◆ **SHORT TASK**
Print all the records exactly, please.

◆ **EXTRACTED MATERIAL**
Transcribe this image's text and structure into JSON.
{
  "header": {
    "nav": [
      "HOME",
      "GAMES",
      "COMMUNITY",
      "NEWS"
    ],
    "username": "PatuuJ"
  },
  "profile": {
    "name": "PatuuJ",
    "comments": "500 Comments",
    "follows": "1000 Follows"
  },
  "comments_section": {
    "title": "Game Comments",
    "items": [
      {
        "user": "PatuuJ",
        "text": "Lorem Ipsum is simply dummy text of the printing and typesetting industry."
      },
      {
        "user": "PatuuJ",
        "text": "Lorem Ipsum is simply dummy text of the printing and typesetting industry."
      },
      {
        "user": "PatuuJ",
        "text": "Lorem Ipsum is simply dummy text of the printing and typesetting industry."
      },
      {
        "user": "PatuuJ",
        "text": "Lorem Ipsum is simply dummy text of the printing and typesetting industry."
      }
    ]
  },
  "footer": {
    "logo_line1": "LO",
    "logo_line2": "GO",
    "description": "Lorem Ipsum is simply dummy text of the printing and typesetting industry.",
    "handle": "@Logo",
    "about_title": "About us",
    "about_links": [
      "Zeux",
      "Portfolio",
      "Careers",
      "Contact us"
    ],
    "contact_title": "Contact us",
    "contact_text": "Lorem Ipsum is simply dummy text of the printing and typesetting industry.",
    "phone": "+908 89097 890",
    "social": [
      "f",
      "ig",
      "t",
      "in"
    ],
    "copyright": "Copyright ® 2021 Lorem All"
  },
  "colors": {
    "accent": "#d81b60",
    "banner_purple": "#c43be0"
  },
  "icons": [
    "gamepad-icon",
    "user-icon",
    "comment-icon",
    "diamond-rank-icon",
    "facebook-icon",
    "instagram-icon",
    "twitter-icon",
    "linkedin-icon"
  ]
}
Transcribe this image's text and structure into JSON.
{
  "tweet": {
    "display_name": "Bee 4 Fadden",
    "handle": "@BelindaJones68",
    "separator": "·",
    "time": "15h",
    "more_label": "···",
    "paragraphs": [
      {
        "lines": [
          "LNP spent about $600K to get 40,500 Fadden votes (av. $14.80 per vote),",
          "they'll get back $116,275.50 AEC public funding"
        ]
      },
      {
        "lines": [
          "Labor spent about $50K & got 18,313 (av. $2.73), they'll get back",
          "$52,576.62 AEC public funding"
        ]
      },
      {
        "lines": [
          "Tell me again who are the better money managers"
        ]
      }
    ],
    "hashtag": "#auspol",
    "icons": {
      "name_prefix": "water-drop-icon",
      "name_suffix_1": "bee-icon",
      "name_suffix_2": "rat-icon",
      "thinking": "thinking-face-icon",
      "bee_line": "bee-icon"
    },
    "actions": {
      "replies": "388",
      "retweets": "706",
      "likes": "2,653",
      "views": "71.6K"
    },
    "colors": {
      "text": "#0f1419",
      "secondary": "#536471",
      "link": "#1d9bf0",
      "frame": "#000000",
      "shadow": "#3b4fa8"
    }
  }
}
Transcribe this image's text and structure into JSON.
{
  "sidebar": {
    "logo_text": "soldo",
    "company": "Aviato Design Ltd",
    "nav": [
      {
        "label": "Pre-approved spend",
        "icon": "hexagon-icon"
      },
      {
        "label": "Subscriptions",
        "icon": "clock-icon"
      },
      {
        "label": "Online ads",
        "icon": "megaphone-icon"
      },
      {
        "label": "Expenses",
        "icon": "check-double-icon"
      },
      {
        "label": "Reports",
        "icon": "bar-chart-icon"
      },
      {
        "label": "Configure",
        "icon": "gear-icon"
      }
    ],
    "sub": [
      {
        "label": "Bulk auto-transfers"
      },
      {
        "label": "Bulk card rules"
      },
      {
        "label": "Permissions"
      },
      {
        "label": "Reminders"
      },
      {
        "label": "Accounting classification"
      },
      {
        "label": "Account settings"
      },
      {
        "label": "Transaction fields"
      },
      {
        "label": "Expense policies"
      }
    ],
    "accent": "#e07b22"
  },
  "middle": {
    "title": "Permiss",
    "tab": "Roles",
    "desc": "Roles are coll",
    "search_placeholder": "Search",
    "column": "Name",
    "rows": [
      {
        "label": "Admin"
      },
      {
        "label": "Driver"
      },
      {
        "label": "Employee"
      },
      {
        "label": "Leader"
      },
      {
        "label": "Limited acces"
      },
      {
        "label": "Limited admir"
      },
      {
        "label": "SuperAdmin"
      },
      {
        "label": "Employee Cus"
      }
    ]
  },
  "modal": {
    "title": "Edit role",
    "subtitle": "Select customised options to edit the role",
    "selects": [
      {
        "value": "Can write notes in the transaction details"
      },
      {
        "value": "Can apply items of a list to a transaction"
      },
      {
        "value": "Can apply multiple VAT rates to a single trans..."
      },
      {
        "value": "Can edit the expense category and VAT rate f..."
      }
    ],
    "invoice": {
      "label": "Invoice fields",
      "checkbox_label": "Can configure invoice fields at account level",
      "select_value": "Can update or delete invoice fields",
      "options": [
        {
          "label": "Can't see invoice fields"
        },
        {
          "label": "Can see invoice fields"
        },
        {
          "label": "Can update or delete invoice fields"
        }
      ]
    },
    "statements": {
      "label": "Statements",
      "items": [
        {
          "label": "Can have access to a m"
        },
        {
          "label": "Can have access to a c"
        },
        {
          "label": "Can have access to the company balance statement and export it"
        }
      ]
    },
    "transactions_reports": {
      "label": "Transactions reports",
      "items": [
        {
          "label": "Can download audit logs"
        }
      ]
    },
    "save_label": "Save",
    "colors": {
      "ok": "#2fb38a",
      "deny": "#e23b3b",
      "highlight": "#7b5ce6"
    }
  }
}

◆ **THE SOLUTION**
Transcribe this image's text and structure into JSON.
{
  "header": {
    "nav": [
      "HOME",
      "GAMES",
      "COMMUNITY",
      "NEWS"
    ],
    "username": "PatuuJ"
  },
  "profile": {
    "name": "PatuuJ",
    "comments": "500 Comments",
    "follows": "1000 Follows"
  },
  "comments_section": {
    "title": "Game Comments",
    "items": [
      {
        "user": "PatuuJ",
        "text": "Lorem Ipsum is simply dummy text of the printing and typesetting industry."
      },
      {
        "user": "PatuuJ",
        "text": "Lorem Ipsum is simply dummy text of the printing and typesetting industry."
      },
      {
        "user": "PatuuJ",
        "text": "Lorem Ipsum is simply dummy text of the printing and typesetting industry."
      },
      {
        "user": "PatuuJ",
        "text": "Lorem Ipsum is simply dummy text of the printing and typesetting industry."
      }
    ]
  },
  "footer": {
    "logo_line1": "LO",
    "logo_line2": "GO",
    "description": "Lorem Ipsum is simply dummy text of the printing and typesetting industry.",
    "handle": "@Logo",
    "about_title": "About us",
    "about_links": [
      "Zeux",
      "Portfolio",
      "Careers",
      "Contact us"
    ],
    "contact_title": "Contact us",
    "contact_text": "Lorem Ipsum is simply dummy text of the printing and typesetting industry.",
    "phone": "+908 89097 890",
    "social": [
      "f",
      "ig",
      "t",
      "in"
    ],
    "copyright": "Copyright ® 2021 Lorem All"
  },
  "colors": {
    "accent": "#d81b60",
    "banner_purple": "#c43be0"
  },
  "icons": [
    "gamepad-icon",
    "user-icon",
    "comment-icon",
    "diamond-rank-icon",
    "facebook-icon",
    "instagram-icon",
    "twitter-icon",
    "linkedin-icon"
  ]
}
Transcribe this image's text and structure into JSON.
{
  "tweet": {
    "display_name": "Bee 4 Fadden",
    "handle": "@BelindaJones68",
    "separator": "·",
    "time": "15h",
    "more_label": "···",
    "paragraphs": [
      {
        "lines": [
          "LNP spent about $600K to get 40,500 Fadden votes (av. $14.80 per vote),",
          "they'll get back $116,275.50 AEC public funding"
        ]
      },
      {
        "lines": [
          "Labor spent about $50K & got 18,313 (av. $2.73), they'll get back",
          "$52,576.62 AEC public funding"
        ]
      },
      {
        "lines": [
          "Tell me again who are the better money managers"
        ]
      }
    ],
    "hashtag": "#auspol",
    "icons": {
      "name_prefix": "water-drop-icon",
      "name_suffix_1": "bee-icon",
      "name_suffix_2": "rat-icon",
      "thinking": "thinking-face-icon",
      "bee_line": "bee-icon"
    },
    "actions": {
      "replies": "388",
      "retweets": "706",
      "likes": "2,653",
      "views": "71.6K"
    },
    "colors": {
      "text": "#0f1419",
      "secondary": "#536471",
      "link": "#1d9bf0",
      "frame": "#000000",
      "shadow": "#3b4fa8"
    }
  }
}
Transcribe this image's text and structure into JSON.
{
  "sidebar": {
    "logo_text": "soldo",
    "company": "Aviato Design Ltd",
    "nav": [
      {
        "label": "Pre-approved spend",
        "icon": "hexagon-icon"
      },
      {
        "label": "Subscriptions",
        "icon": "clock-icon"
      },
      {
        "label": "Online ads",
        "icon": "megaphone-icon"
      },
      {
        "label": "Expenses",
        "icon": "check-double-icon"
      },
      {
        "label": "Reports",
        "icon": "bar-chart-icon"
      },
      {
        "label": "Configure",
        "icon": "gear-icon"
      }
    ],
    "sub": [
      {
        "label": "Bulk auto-transfers"
      },
      {
        "label": "Bulk card rules"
      },
      {
        "label": "Permissions"
      },
      {
        "label": "Reminders"
      },
      {
        "label": "Accounting classification"
      },
      {
        "label": "Account settings"
      },
      {
        "label": "Transaction fields"
      },
      {
        "label": "Expense policies"
      }
    ],
    "accent": "#e07b22"
  },
  "middle": {
    "title": "Permiss",
    "tab": "Roles",
    "desc": "Roles are coll",
    "search_placeholder": "Search",
    "column": "Name",
    "rows": [
      {
        "label": "Admin"
      },
      {
        "label": "Driver"
      },
      {
        "label": "Employee"
      },
      {
        "label": "Leader"
      },
      {
        "label": "Limited acces"
      },
      {
        "label": "Limited admir"
      },
      {
        "label": "SuperAdmin"
      },
      {
        "label": "Employee Cus"
      }
    ]
  },
  "modal": {
    "title": "Edit role",
    "subtitle": "Select customised options to edit the role",
    "selects": [
      {
        "value": "Can write notes in the transaction details"
      },
      {
        "value": "Can apply items of a list to a transaction"
      },
      {
        "value": "Can apply multiple VAT rates to a single trans..."
      },
      {
        "value": "Can edit the expense category and VAT rate f..."
      }
    ],
    "invoice": {
      "label": "Invoice fields",
      "checkbox_label": "Can configure invoice fields at account level",
      "select_value": "Can update or delete invoice fields",
      "options": [
        {
          "label": "Can't see invoice fields"
        },
        {
          "label": "Can see invoice fields"
        },
        {
          "label": "Can update or delete invoice fields"
        }
      ]
    },
    "statements": {
      "label": "Statements",
      "items": [
        {
          "label": "Can have access to a m"
        },
        {
          "label": "Can have access to a c"
        },
        {
          "label": "Can have access to the company balance statement and export it"
        }
      ]
    },
    "transactions_reports": {
      "label": "Transactions reports",
      "items": [
        {
          "label": "Can download audit logs"
        }
      ]
    },
    "save_label": "Save",
    "colors": {
      "ok": "#2fb38a",
      "deny": "#e23b3b",
      "highlight": "#7b5ce6"
    }
  }
}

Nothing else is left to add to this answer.